* **EXERCISE**
Without including any images, reproduce each entry exactly.

* **RECORDS FOR PROCESSING**
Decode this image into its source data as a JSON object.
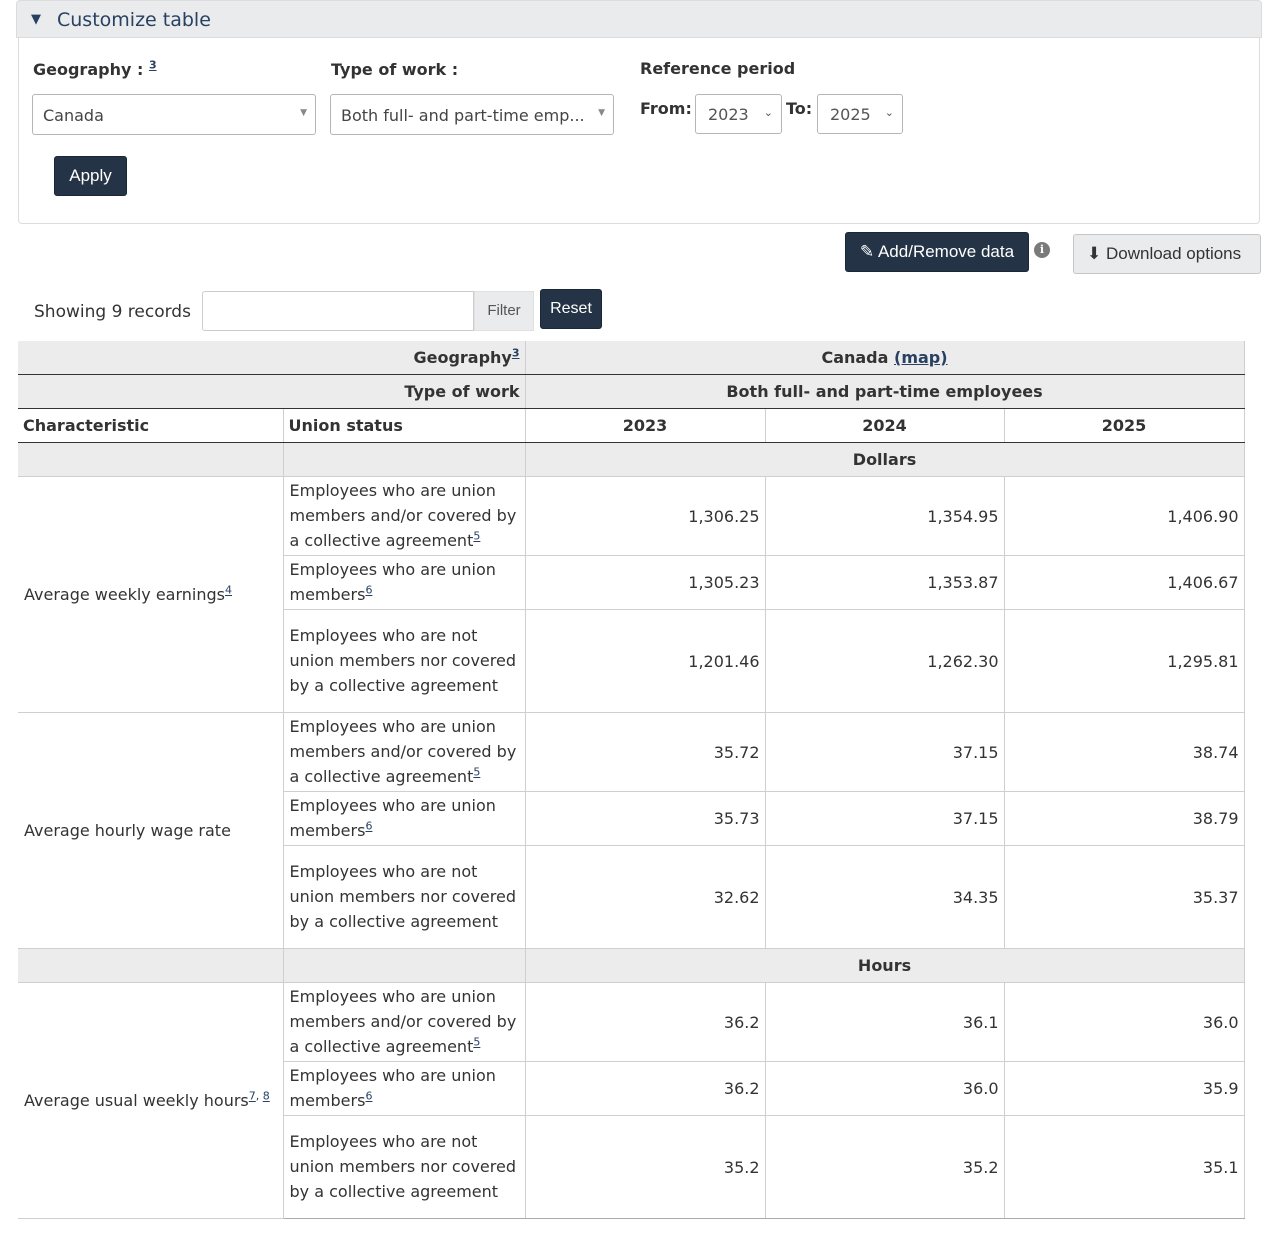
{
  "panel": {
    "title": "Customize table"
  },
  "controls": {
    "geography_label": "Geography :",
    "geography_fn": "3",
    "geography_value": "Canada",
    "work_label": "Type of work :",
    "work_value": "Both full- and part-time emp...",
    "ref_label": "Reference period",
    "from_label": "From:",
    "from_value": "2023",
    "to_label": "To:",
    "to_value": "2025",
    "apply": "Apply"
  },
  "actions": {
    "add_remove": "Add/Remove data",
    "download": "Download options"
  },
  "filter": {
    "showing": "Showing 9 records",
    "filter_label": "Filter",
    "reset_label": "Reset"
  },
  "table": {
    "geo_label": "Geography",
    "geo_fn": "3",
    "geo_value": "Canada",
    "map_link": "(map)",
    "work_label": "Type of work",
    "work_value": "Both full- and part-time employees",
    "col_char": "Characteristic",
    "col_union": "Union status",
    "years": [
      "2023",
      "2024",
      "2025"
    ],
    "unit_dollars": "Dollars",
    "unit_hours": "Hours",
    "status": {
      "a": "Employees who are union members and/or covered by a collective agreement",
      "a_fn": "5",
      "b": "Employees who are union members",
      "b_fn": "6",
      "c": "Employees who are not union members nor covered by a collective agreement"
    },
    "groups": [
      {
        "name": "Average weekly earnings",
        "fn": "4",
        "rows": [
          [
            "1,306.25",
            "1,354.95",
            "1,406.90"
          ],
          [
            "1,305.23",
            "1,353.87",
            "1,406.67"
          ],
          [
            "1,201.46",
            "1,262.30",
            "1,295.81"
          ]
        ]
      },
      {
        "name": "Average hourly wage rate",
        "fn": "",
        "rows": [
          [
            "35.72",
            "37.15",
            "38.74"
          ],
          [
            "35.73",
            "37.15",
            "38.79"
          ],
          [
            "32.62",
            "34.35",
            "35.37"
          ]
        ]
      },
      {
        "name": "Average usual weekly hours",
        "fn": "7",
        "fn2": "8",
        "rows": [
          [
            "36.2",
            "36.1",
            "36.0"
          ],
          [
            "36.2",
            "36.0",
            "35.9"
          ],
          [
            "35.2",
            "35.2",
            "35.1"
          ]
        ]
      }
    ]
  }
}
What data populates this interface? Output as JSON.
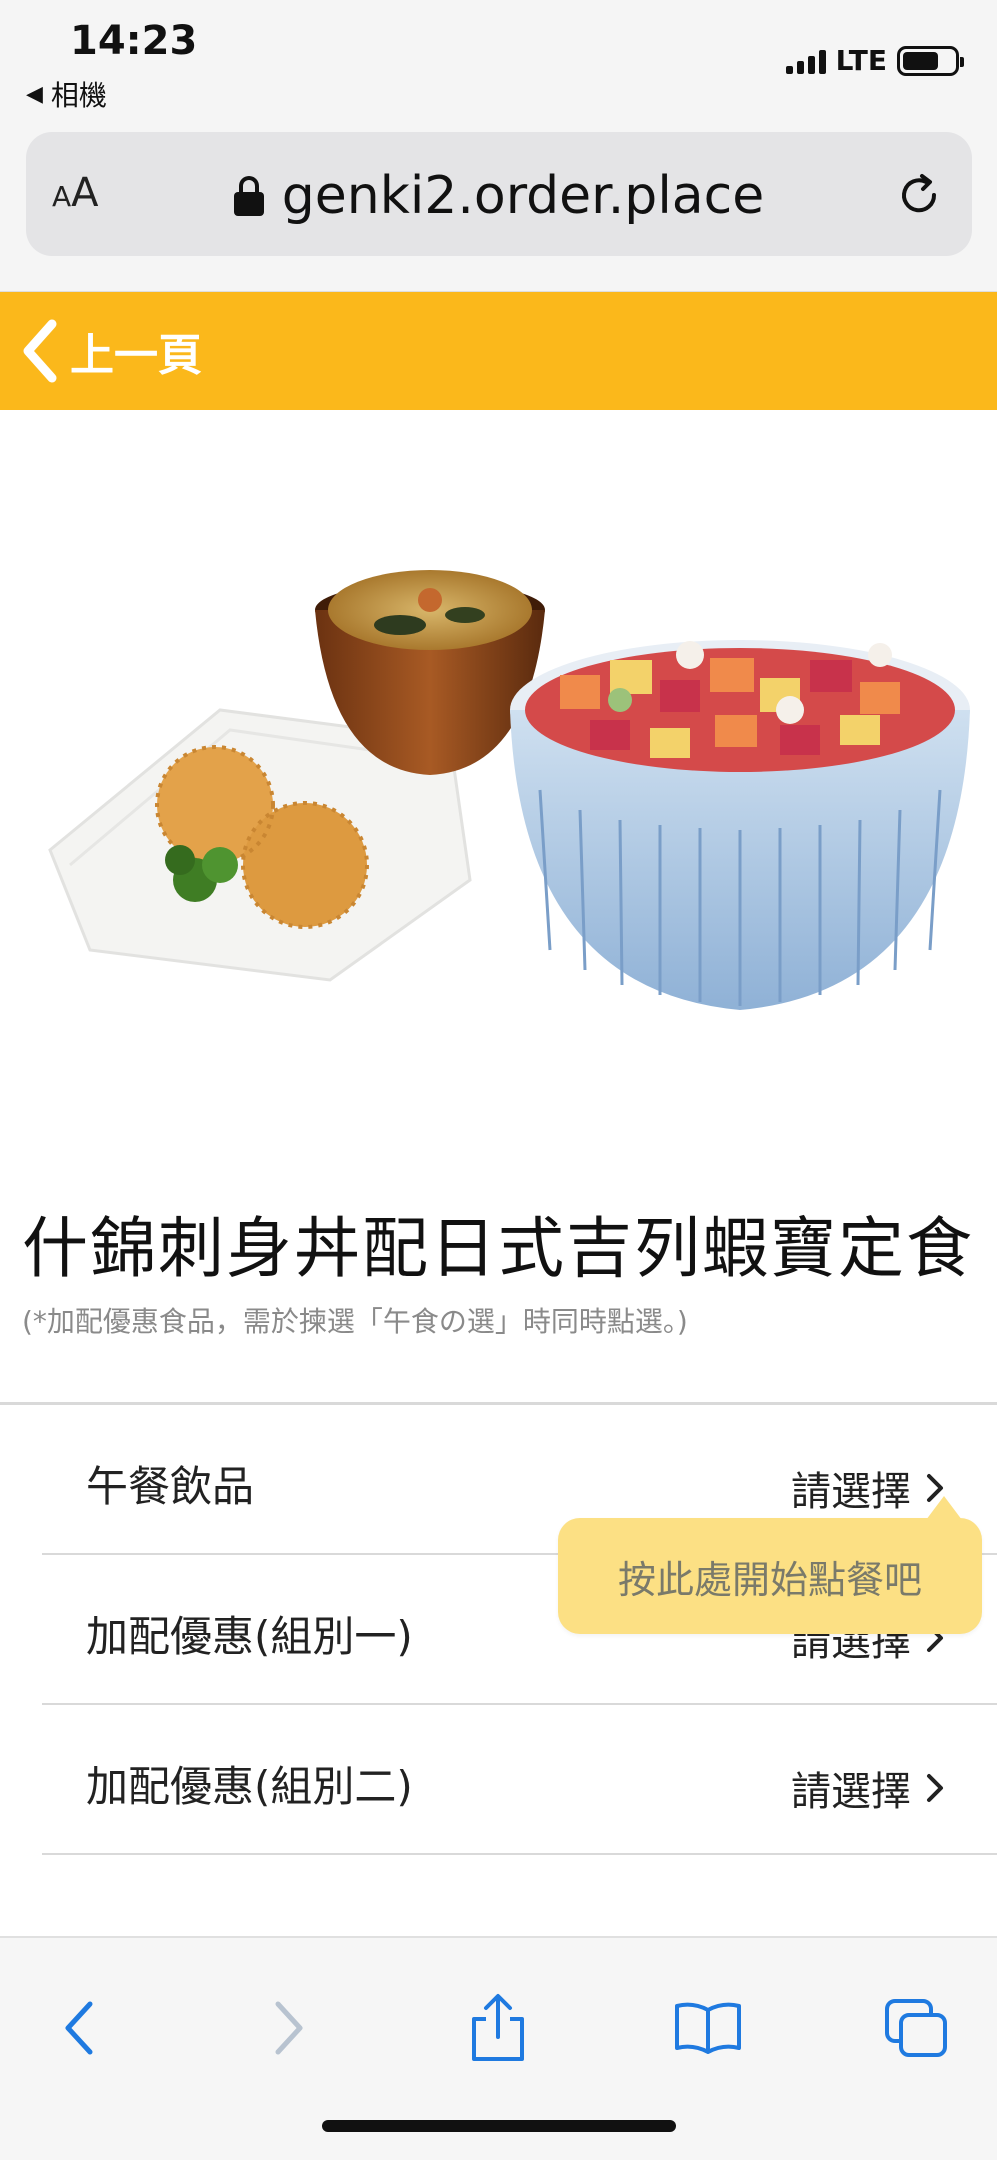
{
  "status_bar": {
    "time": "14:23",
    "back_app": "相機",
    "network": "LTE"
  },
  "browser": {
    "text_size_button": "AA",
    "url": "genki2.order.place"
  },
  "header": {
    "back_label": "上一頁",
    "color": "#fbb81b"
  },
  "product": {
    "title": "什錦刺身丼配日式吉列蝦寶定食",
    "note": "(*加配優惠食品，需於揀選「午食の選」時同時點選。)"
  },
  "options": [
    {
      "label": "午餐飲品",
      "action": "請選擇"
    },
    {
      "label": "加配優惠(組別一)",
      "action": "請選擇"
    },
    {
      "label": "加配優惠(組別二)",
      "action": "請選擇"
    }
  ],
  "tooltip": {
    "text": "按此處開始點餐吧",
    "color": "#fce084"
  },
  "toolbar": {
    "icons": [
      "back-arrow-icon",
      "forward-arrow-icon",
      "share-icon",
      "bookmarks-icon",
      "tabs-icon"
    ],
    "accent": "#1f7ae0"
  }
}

* **ANSWER BELOW**
Decode this image into its source data as a JSON object.
{
  "panel": {
    "title": "Customize table"
  },
  "controls": {
    "geography_label": "Geography :",
    "geography_fn": "3",
    "geography_value": "Canada",
    "work_label": "Type of work :",
    "work_value": "Both full- and part-time emp...",
    "ref_label": "Reference period",
    "from_label": "From:",
    "from_value": "2023",
    "to_label": "To:",
    "to_value": "2025",
    "apply": "Apply"
  },
  "actions": {
    "add_remove": "Add/Remove data",
    "download": "Download options"
  },
  "filter": {
    "showing": "Showing 9 records",
    "filter_label": "Filter",
    "reset_label": "Reset"
  },
  "table": {
    "geo_label": "Geography",
    "geo_fn": "3",
    "geo_value": "Canada",
    "map_link": "(map)",
    "work_label": "Type of work",
    "work_value": "Both full- and part-time employees",
    "col_char": "Characteristic",
    "col_union": "Union status",
    "years": [
      "2023",
      "2024",
      "2025"
    ],
    "unit_dollars": "Dollars",
    "unit_hours": "Hours",
    "status": {
      "a": "Employees who are union members and/or covered by a collective agreement",
      "a_fn": "5",
      "b": "Employees who are union members",
      "b_fn": "6",
      "c": "Employees who are not union members nor covered by a collective agreement"
    },
    "groups": [
      {
        "name": "Average weekly earnings",
        "fn": "4",
        "rows": [
          [
            "1,306.25",
            "1,354.95",
            "1,406.90"
          ],
          [
            "1,305.23",
            "1,353.87",
            "1,406.67"
          ],
          [
            "1,201.46",
            "1,262.30",
            "1,295.81"
          ]
        ]
      },
      {
        "name": "Average hourly wage rate",
        "fn": "",
        "rows": [
          [
            "35.72",
            "37.15",
            "38.74"
          ],
          [
            "35.73",
            "37.15",
            "38.79"
          ],
          [
            "32.62",
            "34.35",
            "35.37"
          ]
        ]
      },
      {
        "name": "Average usual weekly hours",
        "fn": "7",
        "fn2": "8",
        "rows": [
          [
            "36.2",
            "36.1",
            "36.0"
          ],
          [
            "36.2",
            "36.0",
            "35.9"
          ],
          [
            "35.2",
            "35.2",
            "35.1"
          ]
        ]
      }
    ]
  }
}
What data populates this interface? Output as JSON.
{
  "status_bar": {
    "time": "14:23",
    "back_app": "相機",
    "network": "LTE"
  },
  "browser": {
    "text_size_button": "AA",
    "url": "genki2.order.place"
  },
  "header": {
    "back_label": "上一頁",
    "color": "#fbb81b"
  },
  "product": {
    "title": "什錦刺身丼配日式吉列蝦寶定食",
    "note": "(*加配優惠食品，需於揀選「午食の選」時同時點選。)"
  },
  "options": [
    {
      "label": "午餐飲品",
      "action": "請選擇"
    },
    {
      "label": "加配優惠(組別一)",
      "action": "請選擇"
    },
    {
      "label": "加配優惠(組別二)",
      "action": "請選擇"
    }
  ],
  "tooltip": {
    "text": "按此處開始點餐吧",
    "color": "#fce084"
  },
  "toolbar": {
    "icons": [
      "back-arrow-icon",
      "forward-arrow-icon",
      "share-icon",
      "bookmarks-icon",
      "tabs-icon"
    ],
    "accent": "#1f7ae0"
  }
}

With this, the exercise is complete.